• **Annotated element listings**
* * *

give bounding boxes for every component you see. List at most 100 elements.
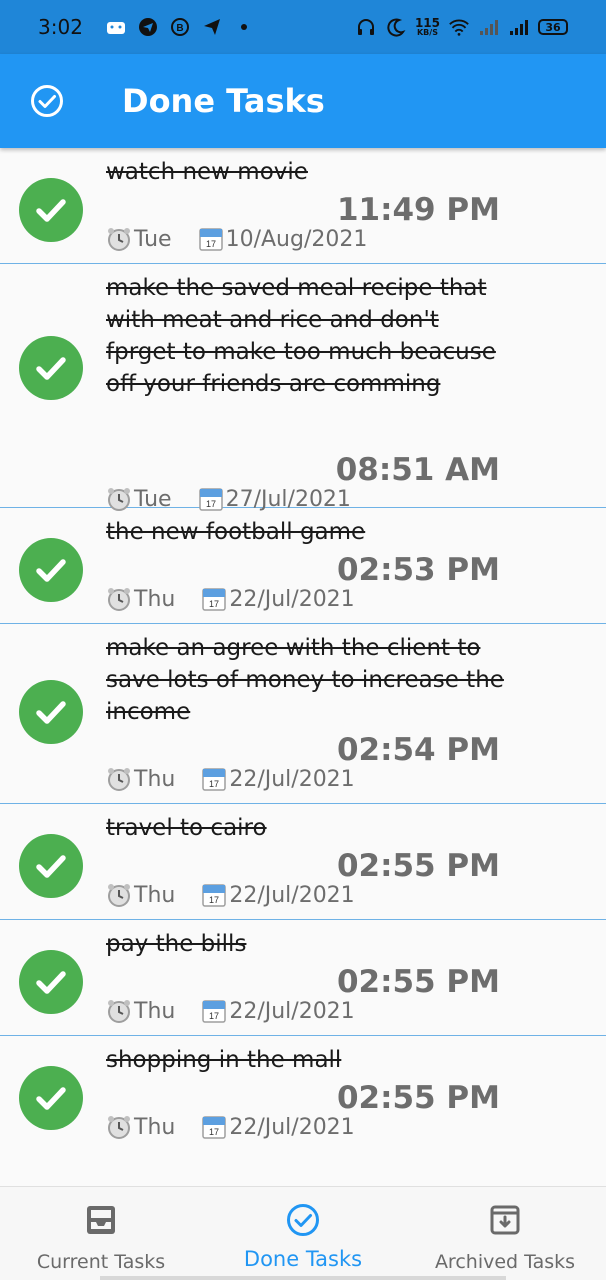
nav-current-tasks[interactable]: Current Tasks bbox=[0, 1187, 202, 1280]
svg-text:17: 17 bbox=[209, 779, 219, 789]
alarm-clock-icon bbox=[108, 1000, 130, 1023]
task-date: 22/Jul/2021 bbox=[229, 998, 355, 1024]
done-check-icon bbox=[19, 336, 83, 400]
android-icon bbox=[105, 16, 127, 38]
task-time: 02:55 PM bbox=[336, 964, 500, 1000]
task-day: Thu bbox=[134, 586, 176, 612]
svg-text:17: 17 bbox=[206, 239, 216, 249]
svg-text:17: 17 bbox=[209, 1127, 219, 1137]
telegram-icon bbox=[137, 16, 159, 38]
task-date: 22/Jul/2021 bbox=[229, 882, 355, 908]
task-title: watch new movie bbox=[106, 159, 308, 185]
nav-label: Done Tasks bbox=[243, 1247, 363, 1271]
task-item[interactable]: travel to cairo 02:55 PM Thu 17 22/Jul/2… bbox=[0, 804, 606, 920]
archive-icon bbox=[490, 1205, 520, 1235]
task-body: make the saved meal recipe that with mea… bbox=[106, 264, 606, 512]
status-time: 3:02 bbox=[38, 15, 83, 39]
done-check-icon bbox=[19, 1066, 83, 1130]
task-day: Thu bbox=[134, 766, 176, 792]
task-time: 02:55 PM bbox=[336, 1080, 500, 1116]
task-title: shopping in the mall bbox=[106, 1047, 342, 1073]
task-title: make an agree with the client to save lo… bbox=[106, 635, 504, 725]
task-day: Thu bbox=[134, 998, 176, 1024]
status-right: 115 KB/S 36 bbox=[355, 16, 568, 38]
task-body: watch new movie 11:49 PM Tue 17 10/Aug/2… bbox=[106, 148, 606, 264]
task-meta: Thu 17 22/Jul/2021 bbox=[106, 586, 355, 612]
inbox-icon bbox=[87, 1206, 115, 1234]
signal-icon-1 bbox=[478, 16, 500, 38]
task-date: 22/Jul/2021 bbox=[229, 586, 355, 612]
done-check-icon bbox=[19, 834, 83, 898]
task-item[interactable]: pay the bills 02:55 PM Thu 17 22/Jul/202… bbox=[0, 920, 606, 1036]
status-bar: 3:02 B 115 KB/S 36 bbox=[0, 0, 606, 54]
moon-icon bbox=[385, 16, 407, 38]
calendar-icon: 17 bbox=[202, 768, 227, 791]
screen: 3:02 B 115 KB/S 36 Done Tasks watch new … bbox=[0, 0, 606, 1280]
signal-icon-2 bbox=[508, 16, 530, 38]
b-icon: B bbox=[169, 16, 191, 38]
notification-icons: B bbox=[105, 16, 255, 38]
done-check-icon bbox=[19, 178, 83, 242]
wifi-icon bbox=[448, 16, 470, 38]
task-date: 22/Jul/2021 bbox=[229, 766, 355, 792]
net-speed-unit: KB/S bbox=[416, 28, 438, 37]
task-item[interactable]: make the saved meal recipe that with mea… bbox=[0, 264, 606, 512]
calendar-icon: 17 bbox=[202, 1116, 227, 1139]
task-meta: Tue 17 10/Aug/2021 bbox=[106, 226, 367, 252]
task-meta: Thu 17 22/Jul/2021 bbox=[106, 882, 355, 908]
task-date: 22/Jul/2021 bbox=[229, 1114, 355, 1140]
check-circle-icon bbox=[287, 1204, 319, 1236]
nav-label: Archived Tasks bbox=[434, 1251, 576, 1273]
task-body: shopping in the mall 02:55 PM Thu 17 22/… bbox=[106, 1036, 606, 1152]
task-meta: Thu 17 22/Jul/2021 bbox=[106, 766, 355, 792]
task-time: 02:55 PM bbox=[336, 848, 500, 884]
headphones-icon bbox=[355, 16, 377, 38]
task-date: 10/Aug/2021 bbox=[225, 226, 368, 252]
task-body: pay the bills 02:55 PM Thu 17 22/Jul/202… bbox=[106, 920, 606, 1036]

* * *

• **Given task**
Reproduce every line of these records word for word, omitting the pictures.

• **Full response**
give bounding boxes for every component you see. List at most 100 elements.
nav-current-tasks[interactable]: Current Tasks bbox=[0, 1187, 202, 1280]
svg-text:17: 17 bbox=[209, 779, 219, 789]
alarm-clock-icon bbox=[108, 1000, 130, 1023]
task-date: 22/Jul/2021 bbox=[229, 998, 355, 1024]
done-check-icon bbox=[19, 336, 83, 400]
android-icon bbox=[105, 16, 127, 38]
task-time: 02:55 PM bbox=[336, 964, 500, 1000]
task-day: Thu bbox=[134, 586, 176, 612]
svg-text:17: 17 bbox=[206, 239, 216, 249]
svg-text:17: 17 bbox=[209, 1127, 219, 1137]
telegram-icon bbox=[137, 16, 159, 38]
task-date: 22/Jul/2021 bbox=[229, 882, 355, 908]
task-title: watch new movie bbox=[106, 159, 308, 185]
nav-label: Done Tasks bbox=[243, 1247, 363, 1271]
task-item[interactable]: travel to cairo 02:55 PM Thu 17 22/Jul/2… bbox=[0, 804, 606, 920]
archive-icon bbox=[490, 1205, 520, 1235]
task-body: make the saved meal recipe that with mea… bbox=[106, 264, 606, 512]
status-time: 3:02 bbox=[38, 15, 83, 39]
done-check-icon bbox=[19, 1066, 83, 1130]
task-day: Thu bbox=[134, 766, 176, 792]
task-time: 02:55 PM bbox=[336, 1080, 500, 1116]
task-title: shopping in the mall bbox=[106, 1047, 342, 1073]
task-title: make an agree with the client to save lo… bbox=[106, 635, 504, 725]
task-day: Thu bbox=[134, 998, 176, 1024]
status-right: 115 KB/S 36 bbox=[355, 16, 568, 38]
task-body: watch new movie 11:49 PM Tue 17 10/Aug/2… bbox=[106, 148, 606, 264]
task-meta: Thu 17 22/Jul/2021 bbox=[106, 586, 355, 612]
inbox-icon bbox=[87, 1206, 115, 1234]
signal-icon-1 bbox=[478, 16, 500, 38]
task-date: 22/Jul/2021 bbox=[229, 586, 355, 612]
done-check-icon bbox=[19, 834, 83, 898]
task-item[interactable]: pay the bills 02:55 PM Thu 17 22/Jul/202… bbox=[0, 920, 606, 1036]
status-bar: 3:02 B 115 KB/S 36 bbox=[0, 0, 606, 54]
moon-icon bbox=[385, 16, 407, 38]
calendar-icon: 17 bbox=[202, 768, 227, 791]
screen: 3:02 B 115 KB/S 36 Done Tasks watch new … bbox=[0, 0, 606, 1280]
signal-icon-2 bbox=[508, 16, 530, 38]
b-icon: B bbox=[169, 16, 191, 38]
notification-icons: B bbox=[105, 16, 255, 38]
done-check-icon bbox=[19, 178, 83, 242]
wifi-icon bbox=[448, 16, 470, 38]
task-date: 22/Jul/2021 bbox=[229, 766, 355, 792]
net-speed-unit: KB/S bbox=[416, 28, 438, 37]
task-item[interactable]: make the saved meal recipe that with mea… bbox=[0, 264, 606, 512]
calendar-icon: 17 bbox=[202, 1116, 227, 1139]
task-meta: Tue 17 10/Aug/2021 bbox=[106, 226, 367, 252]
task-meta: Thu 17 22/Jul/2021 bbox=[106, 882, 355, 908]
task-date: 22/Jul/2021 bbox=[229, 1114, 355, 1140]
check-circle-icon bbox=[287, 1204, 319, 1236]
nav-label: Archived Tasks bbox=[434, 1251, 576, 1273]
task-body: shopping in the mall 02:55 PM Thu 17 22/… bbox=[106, 1036, 606, 1152]
task-meta: Thu 17 22/Jul/2021 bbox=[106, 766, 355, 792]
task-time: 02:55 PM bbox=[336, 848, 500, 884]
headphones-icon bbox=[355, 16, 377, 38]
task-date: 10/Aug/2021 bbox=[225, 226, 368, 252]
task-body: pay the bills 02:55 PM Thu 17 22/Jul/202… bbox=[106, 920, 606, 1036]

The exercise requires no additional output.